▶ [The input]
=-=-=

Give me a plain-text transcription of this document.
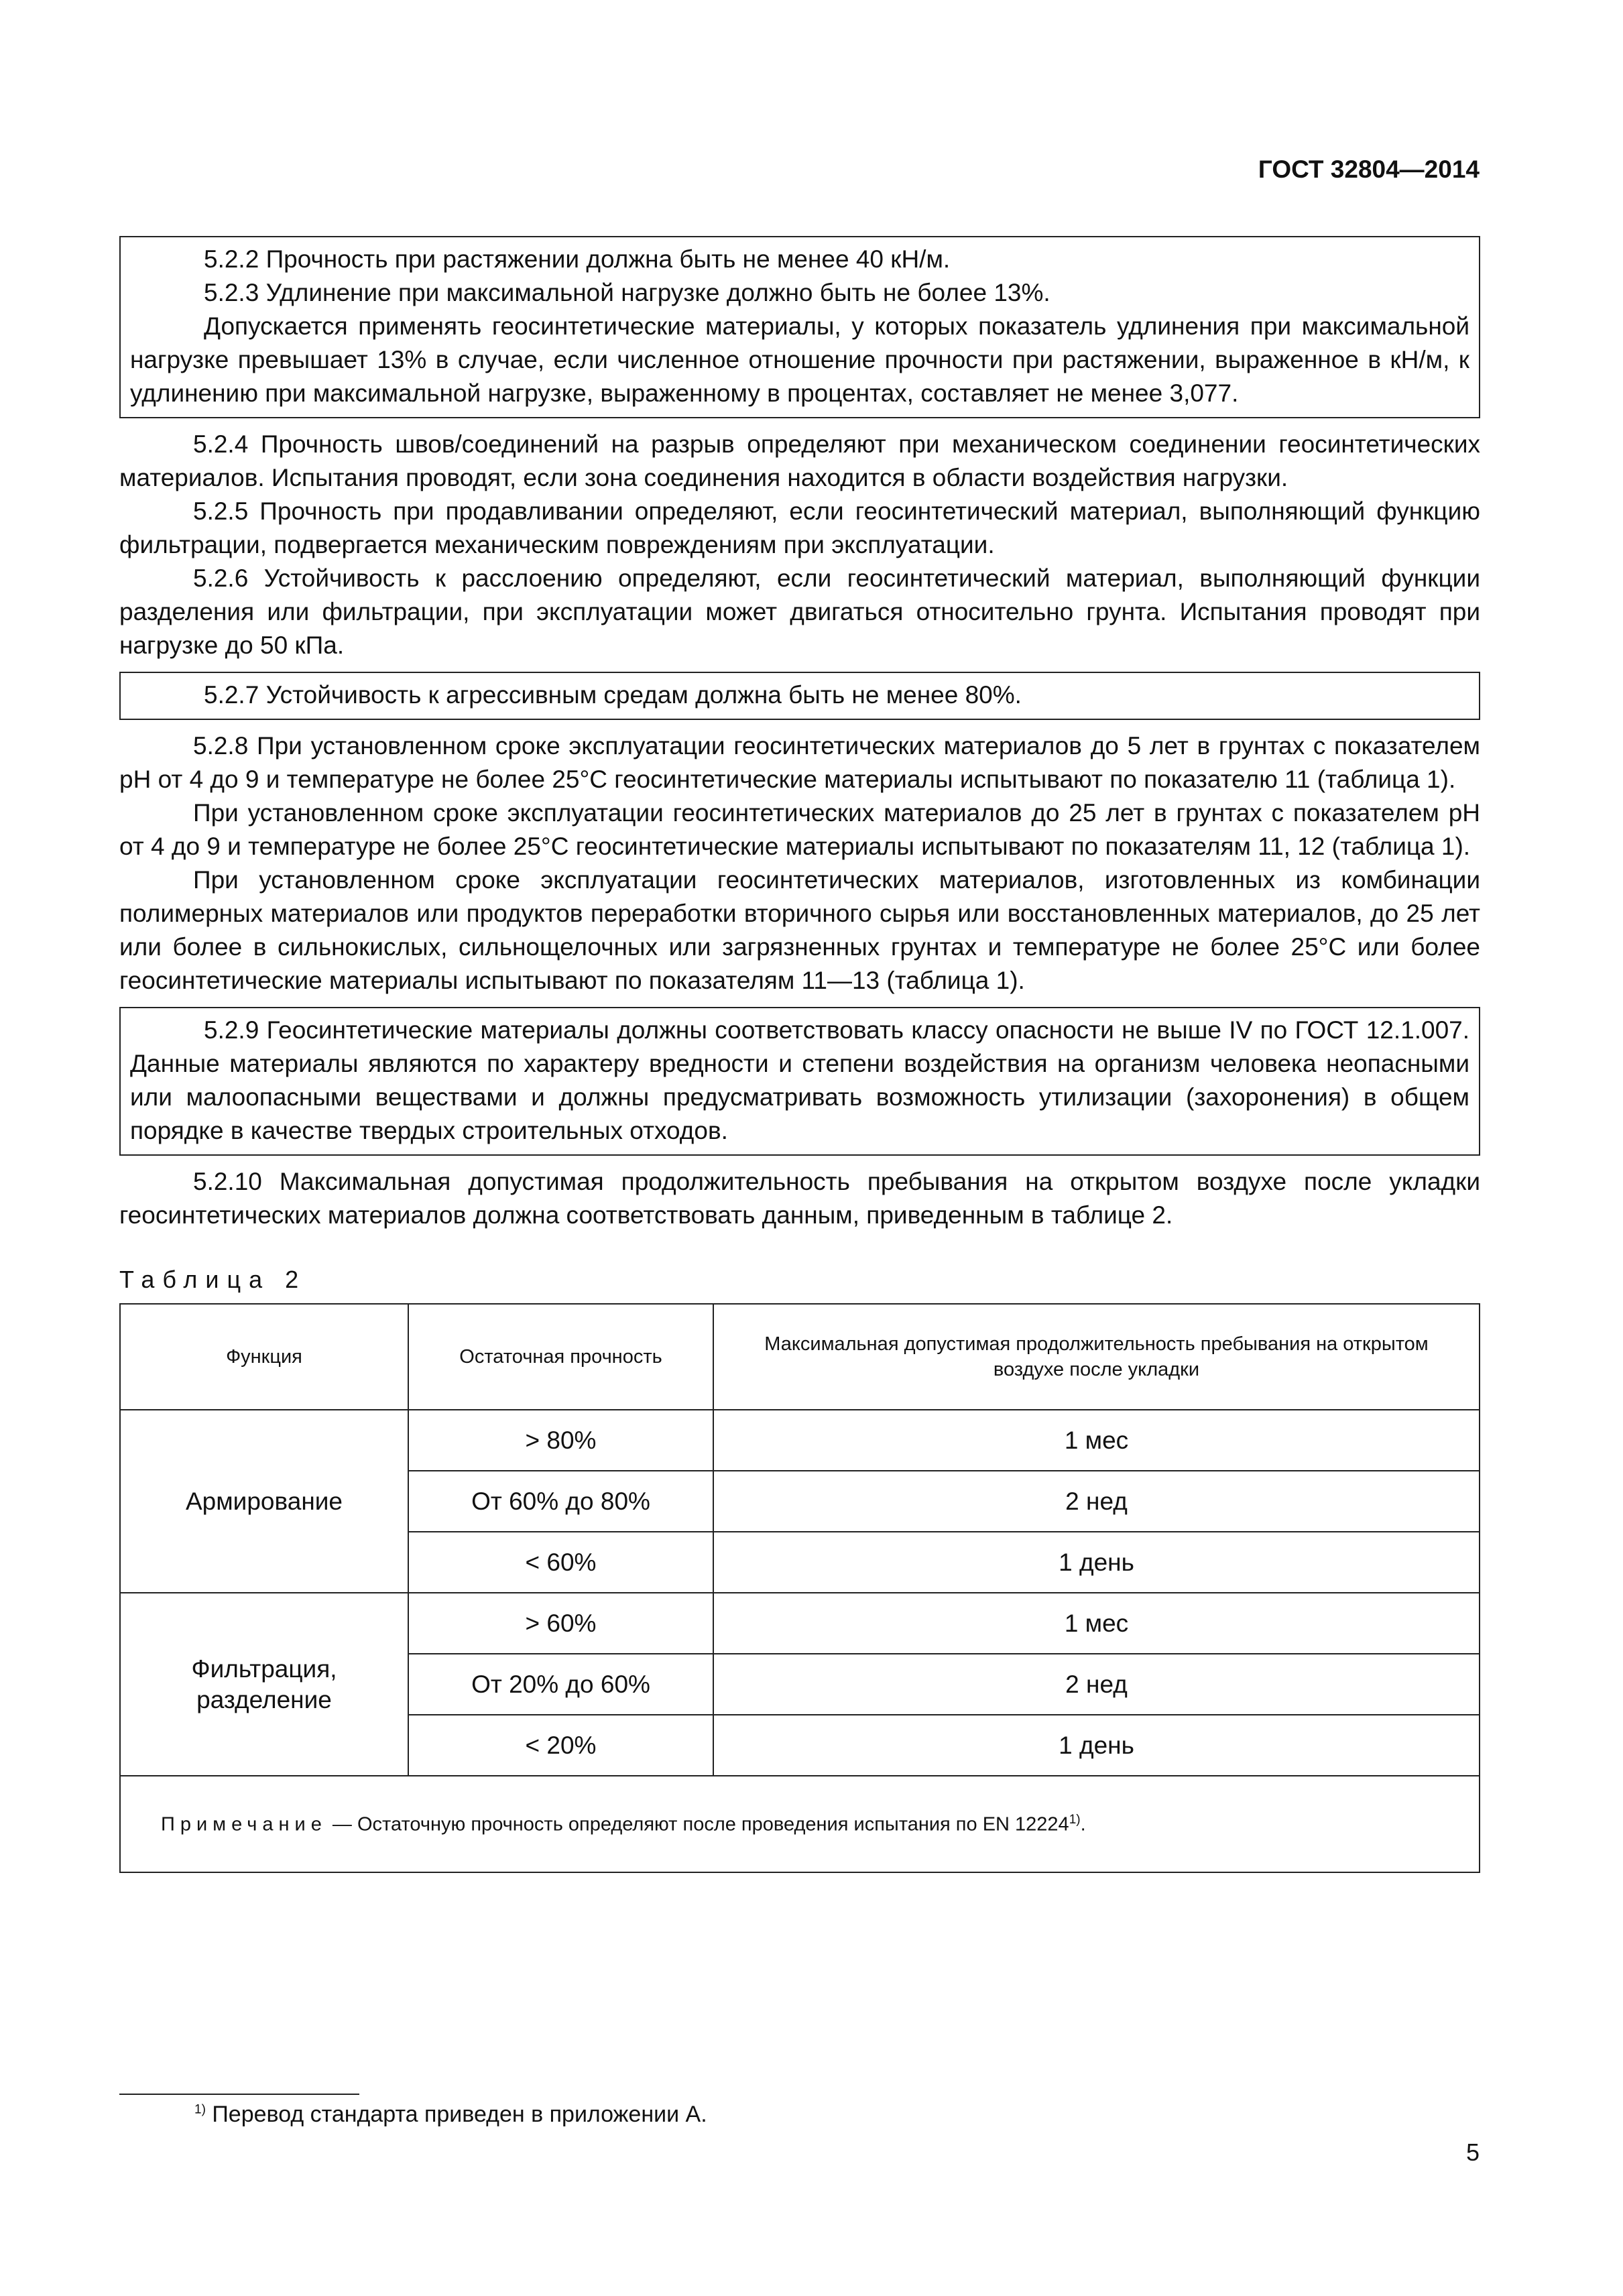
ГОСТ 32804—2014

5.2.2 Прочность при растяжении должна быть не менее 40 кН/м.

5.2.3 Удлинение при максимальной нагрузке должно быть не более 13%.

Допускается применять геосинтетические материалы, у которых показатель удлинения при максимальной нагрузке превышает 13% в случае, если численное отношение прочности при растяжении, выраженное в кН/м, к удлинению при максимальной нагрузке, выраженному в процентах, составляет не менее 3,077.

5.2.4 Прочность швов/соединений на разрыв определяют при механическом соединении геосинтетических материалов. Испытания проводят, если зона соединения находится в области воздействия нагрузки.

5.2.5 Прочность при продавливании определяют, если геосинтетический материал, выполняющий функцию фильтрации, подвергается механическим повреждениям при эксплуатации.

5.2.6 Устойчивость к расслоению определяют, если геосинтетический материал, выполняющий функции разделения или фильтрации, при эксплуатации может двигаться относительно грунта. Испытания проводят при нагрузке до 50 кПа.

5.2.7 Устойчивость к агрессивным средам должна быть не менее 80%.

5.2.8 При установленном сроке эксплуатации геосинтетических материалов до 5 лет в грунтах с показателем pH от 4 до 9 и температуре не более 25°С геосинтетические материалы испытывают по показателю 11 (таблица 1).

При установленном сроке эксплуатации геосинтетических материалов до 25 лет в грунтах с показателем pH от 4 до 9 и температуре не более 25°С геосинтетические материалы испытывают по показателям 11, 12 (таблица 1).

При установленном сроке эксплуатации геосинтетических материалов, изготовленных из комбинации полимерных материалов или продуктов переработки вторичного сырья или восстановленных материалов, до 25 лет или более в сильнокислых, сильнощелочных или загрязненных грунтах и температуре не более 25°С или более геосинтетические материалы испытывают по показателям 11—13 (таблица 1).

5.2.9 Геосинтетические материалы должны соответствовать классу опасности не выше IV по ГОСТ 12.1.007. Данные материалы являются по характеру вредности и степени воздействия на организм человека неопасными или малоопасными веществами и должны предусматривать возможность утилизации (захоронения) в общем порядке в качестве твердых строительных отходов.

5.2.10 Максимальная допустимая продолжительность пребывания на открытом воздухе после укладки геосинтетических материалов должна соответствовать данным, приведенным в таблице 2.

Таблица 2
Функция	Остаточная прочность	Максимальная допустимая продолжительность пребывания на открытом воздухе после укладки
Армирование	> 80%	1 мес
	От 60% до 80%	2 нед
	< 60%	1 день

Фильтрация, разделение	> 60%	1 мес
	От 20% до 60%	2 нед
	< 20%	1 день
Примечание — Остаточную прочность определяют после проведения испытания по EN 12224$^{1)}$.		
$^{1)}$ Перевод стандарта приведен в приложении А.
5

=-=-=

▶ [Set exercise] Reproduce all of the entries word for word, skipping any pictures they hold.

▶ [Result for this task]
Give me a plain-text transcription of this document.
ГОСТ 32804—2014

5.2.2 Прочность при растяжении должна быть не менее 40 кН/м.

5.2.3 Удлинение при максимальной нагрузке должно быть не более 13%.

Допускается применять геосинтетические материалы, у которых показатель удлинения при максимальной нагрузке превышает 13% в случае, если численное отношение прочности при растяжении, выраженное в кН/м, к удлинению при максимальной нагрузке, выраженному в процентах, составляет не менее 3,077.

5.2.4 Прочность швов/соединений на разрыв определяют при механическом соединении геосинтетических материалов. Испытания проводят, если зона соединения находится в области воздействия нагрузки.

5.2.5 Прочность при продавливании определяют, если геосинтетический материал, выполняющий функцию фильтрации, подвергается механическим повреждениям при эксплуатации.

5.2.6 Устойчивость к расслоению определяют, если геосинтетический материал, выполняющий функции разделения или фильтрации, при эксплуатации может двигаться относительно грунта. Испытания проводят при нагрузке до 50 кПа.

5.2.7 Устойчивость к агрессивным средам должна быть не менее 80%.

5.2.8 При установленном сроке эксплуатации геосинтетических материалов до 5 лет в грунтах с показателем pH от 4 до 9 и температуре не более 25°С геосинтетические материалы испытывают по показателю 11 (таблица 1).

При установленном сроке эксплуатации геосинтетических материалов до 25 лет в грунтах с показателем pH от 4 до 9 и температуре не более 25°С геосинтетические материалы испытывают по показателям 11, 12 (таблица 1).

При установленном сроке эксплуатации геосинтетических материалов, изготовленных из комбинации полимерных материалов или продуктов переработки вторичного сырья или восстановленных материалов, до 25 лет или более в сильнокислых, сильнощелочных или загрязненных грунтах и температуре не более 25°С или более геосинтетические материалы испытывают по показателям 11—13 (таблица 1).

5.2.9 Геосинтетические материалы должны соответствовать классу опасности не выше IV по ГОСТ 12.1.007. Данные материалы являются по характеру вредности и степени воздействия на организм человека неопасными или малоопасными веществами и должны предусматривать возможность утилизации (захоронения) в общем порядке в качестве твердых строительных отходов.

5.2.10 Максимальная допустимая продолжительность пребывания на открытом воздухе после укладки геосинтетических материалов должна соответствовать данным, приведенным в таблице 2.

Таблица 2
Функция	Остаточная прочность	Максимальная допустимая продолжительность пребывания на открытом воздухе после укладки
Армирование	> 80%	1 мес
	От 60% до 80%	2 нед
	< 60%	1 день

Фильтрация, разделение	> 60%	1 мес
	От 20% до 60%	2 нед
	< 20%	1 день
Примечание — Остаточную прочность определяют после проведения испытания по EN 12224$^{1)}$.		
$^{1)}$ Перевод стандарта приведен в приложении А.
5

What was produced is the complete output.